MATERIAL PROVIDED:

⟨

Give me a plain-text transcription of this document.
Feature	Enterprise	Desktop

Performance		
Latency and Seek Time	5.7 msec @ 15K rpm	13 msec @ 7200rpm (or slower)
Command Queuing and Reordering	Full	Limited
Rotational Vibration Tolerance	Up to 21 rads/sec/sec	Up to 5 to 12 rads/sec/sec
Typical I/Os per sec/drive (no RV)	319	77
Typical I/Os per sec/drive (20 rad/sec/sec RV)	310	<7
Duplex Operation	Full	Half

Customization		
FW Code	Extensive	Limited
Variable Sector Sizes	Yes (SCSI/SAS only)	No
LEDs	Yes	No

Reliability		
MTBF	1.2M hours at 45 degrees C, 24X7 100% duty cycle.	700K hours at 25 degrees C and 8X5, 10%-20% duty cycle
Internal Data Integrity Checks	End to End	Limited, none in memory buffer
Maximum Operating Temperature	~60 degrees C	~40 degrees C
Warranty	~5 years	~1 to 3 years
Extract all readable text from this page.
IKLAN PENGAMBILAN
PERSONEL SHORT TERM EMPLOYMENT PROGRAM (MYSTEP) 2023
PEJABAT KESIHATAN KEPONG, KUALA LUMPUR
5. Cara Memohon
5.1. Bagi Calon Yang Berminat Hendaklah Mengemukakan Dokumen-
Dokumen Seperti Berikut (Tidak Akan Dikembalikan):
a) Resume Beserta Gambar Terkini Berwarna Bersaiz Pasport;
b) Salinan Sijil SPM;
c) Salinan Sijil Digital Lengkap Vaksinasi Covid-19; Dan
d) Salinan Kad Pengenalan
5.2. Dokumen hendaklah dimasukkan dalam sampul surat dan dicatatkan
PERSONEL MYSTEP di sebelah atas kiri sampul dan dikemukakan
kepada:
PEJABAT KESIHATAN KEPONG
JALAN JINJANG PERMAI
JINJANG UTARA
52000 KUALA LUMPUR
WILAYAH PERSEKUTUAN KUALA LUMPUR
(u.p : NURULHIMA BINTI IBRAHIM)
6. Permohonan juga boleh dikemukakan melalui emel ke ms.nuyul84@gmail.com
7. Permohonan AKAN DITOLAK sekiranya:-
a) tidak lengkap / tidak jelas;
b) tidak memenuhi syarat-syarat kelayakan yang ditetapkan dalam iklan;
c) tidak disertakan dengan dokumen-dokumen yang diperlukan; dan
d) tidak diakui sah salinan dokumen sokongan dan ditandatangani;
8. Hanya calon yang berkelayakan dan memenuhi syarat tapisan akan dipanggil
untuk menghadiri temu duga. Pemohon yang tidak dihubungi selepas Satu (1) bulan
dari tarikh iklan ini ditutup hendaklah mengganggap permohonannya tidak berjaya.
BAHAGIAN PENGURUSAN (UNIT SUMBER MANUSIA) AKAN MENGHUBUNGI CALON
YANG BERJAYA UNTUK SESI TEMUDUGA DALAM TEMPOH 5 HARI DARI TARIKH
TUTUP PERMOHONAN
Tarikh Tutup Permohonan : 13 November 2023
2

⟩

WHAT IS NEEDED:
Identify and copy lines that hold the string "KESIHATAN".

OUTPUT OF THE EXERCISE:
PEJABAT KESIHATAN KEPONG, KUALA LUMPUR
PEJABAT KESIHATAN KEPONG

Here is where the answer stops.